--- START OF Stored rows ---
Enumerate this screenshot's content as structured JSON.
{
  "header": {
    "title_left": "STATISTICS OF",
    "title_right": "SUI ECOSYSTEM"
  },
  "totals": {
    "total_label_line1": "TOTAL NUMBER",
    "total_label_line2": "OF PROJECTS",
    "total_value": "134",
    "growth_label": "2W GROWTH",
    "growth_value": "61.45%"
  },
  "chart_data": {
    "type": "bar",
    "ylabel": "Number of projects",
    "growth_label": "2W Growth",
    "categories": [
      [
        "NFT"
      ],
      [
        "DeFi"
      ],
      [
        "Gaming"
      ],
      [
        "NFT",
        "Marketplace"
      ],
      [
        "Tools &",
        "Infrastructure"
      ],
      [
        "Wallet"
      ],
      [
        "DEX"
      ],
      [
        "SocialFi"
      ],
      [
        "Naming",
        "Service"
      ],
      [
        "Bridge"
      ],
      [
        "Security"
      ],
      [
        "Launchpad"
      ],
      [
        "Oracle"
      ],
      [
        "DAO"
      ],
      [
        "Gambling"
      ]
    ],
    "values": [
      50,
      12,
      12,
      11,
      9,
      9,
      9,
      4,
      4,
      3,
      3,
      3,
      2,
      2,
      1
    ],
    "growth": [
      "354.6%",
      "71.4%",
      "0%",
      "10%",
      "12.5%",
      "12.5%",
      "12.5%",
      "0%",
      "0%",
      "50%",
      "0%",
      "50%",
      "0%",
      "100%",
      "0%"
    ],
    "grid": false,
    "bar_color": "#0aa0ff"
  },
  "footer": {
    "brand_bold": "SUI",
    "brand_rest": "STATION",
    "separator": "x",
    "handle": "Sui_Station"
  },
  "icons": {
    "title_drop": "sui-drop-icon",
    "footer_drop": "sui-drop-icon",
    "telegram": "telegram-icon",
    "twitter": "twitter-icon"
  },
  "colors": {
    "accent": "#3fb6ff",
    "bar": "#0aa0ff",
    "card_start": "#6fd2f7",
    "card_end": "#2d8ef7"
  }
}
--- END OF Stored rows ---
--- START OF Stored rows ---
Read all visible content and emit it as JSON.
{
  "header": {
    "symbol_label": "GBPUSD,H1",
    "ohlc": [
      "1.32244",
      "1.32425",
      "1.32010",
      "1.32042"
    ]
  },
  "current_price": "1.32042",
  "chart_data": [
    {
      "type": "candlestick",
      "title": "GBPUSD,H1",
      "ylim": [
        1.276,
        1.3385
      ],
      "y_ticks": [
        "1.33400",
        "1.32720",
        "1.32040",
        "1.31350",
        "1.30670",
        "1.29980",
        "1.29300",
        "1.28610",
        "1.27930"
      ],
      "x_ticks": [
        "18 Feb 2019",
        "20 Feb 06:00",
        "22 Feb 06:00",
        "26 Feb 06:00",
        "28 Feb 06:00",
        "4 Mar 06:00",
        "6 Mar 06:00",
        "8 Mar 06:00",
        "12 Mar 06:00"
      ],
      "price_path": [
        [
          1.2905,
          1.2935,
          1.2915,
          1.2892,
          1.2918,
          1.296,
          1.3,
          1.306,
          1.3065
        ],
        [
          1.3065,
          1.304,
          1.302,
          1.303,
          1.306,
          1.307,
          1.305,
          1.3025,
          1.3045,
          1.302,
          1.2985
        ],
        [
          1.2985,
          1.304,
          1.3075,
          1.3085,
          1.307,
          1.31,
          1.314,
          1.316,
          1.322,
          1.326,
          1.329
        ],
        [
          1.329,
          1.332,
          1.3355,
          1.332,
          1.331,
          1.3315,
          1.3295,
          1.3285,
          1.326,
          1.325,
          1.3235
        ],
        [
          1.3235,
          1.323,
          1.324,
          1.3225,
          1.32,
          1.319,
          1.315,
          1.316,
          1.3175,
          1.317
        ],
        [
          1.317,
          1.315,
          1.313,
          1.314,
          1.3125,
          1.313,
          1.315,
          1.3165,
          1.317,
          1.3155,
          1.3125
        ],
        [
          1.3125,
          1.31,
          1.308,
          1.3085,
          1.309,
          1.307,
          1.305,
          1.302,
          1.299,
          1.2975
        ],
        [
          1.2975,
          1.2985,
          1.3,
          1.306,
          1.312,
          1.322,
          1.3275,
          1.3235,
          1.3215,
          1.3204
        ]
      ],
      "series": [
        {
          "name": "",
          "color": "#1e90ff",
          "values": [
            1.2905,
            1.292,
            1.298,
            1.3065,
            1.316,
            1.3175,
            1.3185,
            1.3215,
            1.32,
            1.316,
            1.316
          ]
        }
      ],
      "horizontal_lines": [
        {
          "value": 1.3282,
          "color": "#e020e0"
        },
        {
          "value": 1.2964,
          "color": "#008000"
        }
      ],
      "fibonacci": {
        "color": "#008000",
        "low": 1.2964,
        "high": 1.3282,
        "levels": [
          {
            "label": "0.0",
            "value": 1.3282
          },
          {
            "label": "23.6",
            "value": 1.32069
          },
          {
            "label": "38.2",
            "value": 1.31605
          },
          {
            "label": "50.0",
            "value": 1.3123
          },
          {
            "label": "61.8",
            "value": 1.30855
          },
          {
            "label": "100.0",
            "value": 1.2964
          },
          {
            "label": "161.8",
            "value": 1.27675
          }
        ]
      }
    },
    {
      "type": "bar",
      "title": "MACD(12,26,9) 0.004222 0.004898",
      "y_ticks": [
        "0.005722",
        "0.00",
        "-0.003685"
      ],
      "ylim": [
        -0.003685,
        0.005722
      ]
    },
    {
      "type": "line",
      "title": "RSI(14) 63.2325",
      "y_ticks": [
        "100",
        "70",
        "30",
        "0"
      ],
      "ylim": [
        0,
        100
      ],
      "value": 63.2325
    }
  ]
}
--- END OF Stored rows ---
--- START OF Stored rows ---
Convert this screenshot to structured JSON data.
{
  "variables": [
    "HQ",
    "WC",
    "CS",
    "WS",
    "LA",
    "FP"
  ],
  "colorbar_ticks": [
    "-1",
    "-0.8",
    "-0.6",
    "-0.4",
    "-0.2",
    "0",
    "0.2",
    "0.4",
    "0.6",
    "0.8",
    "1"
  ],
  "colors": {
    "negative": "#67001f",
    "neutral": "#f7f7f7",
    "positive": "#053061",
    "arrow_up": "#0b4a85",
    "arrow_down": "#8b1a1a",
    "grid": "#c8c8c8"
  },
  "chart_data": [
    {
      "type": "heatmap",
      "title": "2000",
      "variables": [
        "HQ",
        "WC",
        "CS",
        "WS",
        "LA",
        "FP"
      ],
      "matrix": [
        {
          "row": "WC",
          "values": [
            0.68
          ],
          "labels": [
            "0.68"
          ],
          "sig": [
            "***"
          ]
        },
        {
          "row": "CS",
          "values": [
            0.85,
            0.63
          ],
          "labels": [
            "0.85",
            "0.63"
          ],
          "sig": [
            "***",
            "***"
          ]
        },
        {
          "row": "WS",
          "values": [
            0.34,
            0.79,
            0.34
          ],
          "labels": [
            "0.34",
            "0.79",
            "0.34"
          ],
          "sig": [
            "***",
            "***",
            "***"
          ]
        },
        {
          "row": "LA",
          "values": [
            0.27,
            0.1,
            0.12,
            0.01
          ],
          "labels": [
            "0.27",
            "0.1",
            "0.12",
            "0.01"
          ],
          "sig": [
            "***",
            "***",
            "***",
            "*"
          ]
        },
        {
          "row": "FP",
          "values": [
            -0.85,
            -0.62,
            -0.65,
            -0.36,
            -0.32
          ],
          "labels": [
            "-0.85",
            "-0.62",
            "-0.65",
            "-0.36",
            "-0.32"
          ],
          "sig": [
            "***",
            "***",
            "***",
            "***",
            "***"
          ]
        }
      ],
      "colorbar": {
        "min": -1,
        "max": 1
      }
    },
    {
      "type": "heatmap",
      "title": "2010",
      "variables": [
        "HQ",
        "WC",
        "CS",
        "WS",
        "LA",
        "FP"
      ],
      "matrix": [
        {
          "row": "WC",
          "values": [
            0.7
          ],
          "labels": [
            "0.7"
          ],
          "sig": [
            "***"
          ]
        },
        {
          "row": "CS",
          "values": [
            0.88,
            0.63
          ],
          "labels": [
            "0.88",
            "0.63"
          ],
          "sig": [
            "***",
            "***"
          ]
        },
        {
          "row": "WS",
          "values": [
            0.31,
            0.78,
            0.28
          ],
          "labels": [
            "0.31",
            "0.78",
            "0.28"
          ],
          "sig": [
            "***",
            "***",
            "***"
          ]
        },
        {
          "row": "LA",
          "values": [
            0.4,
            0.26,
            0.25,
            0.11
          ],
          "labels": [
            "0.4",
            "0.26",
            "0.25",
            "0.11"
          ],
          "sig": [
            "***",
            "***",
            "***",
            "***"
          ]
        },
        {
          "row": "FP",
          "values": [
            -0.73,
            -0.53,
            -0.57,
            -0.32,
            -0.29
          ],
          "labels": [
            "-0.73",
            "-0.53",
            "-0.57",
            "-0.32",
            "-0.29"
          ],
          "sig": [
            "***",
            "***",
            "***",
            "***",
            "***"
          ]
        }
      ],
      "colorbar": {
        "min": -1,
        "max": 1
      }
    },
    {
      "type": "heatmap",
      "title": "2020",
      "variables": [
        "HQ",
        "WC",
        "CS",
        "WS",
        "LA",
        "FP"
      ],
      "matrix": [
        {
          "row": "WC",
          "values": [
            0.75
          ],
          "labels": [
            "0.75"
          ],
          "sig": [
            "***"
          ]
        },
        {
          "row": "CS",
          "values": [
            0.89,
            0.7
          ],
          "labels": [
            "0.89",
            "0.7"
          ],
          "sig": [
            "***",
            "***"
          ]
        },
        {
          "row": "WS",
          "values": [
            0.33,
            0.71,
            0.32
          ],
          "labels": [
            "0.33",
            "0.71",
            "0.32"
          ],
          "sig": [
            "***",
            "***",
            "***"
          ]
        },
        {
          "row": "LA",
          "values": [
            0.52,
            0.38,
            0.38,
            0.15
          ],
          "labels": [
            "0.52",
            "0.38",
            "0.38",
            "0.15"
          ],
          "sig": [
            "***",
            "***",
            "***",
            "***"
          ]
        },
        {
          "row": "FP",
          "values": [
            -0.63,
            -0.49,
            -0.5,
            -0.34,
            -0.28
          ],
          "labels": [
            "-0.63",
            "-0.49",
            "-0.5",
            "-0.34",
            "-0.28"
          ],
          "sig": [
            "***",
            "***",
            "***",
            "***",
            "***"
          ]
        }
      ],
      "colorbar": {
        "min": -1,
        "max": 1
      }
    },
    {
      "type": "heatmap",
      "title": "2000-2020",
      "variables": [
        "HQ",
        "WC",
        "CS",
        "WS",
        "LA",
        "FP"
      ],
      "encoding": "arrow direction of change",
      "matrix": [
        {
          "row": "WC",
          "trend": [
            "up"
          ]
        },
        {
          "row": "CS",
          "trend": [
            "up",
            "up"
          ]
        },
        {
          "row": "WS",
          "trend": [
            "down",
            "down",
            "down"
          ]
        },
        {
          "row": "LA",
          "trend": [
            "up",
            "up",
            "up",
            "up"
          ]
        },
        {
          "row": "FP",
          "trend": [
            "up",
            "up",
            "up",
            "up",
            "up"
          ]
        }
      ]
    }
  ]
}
--- END OF Stored rows ---
What needs to be done:
In the entries above, find each line with the word "content" and copy it.

Result of the task:
Enumerate this screenshot's content as structured JSON.
Read all visible content and emit it as JSON.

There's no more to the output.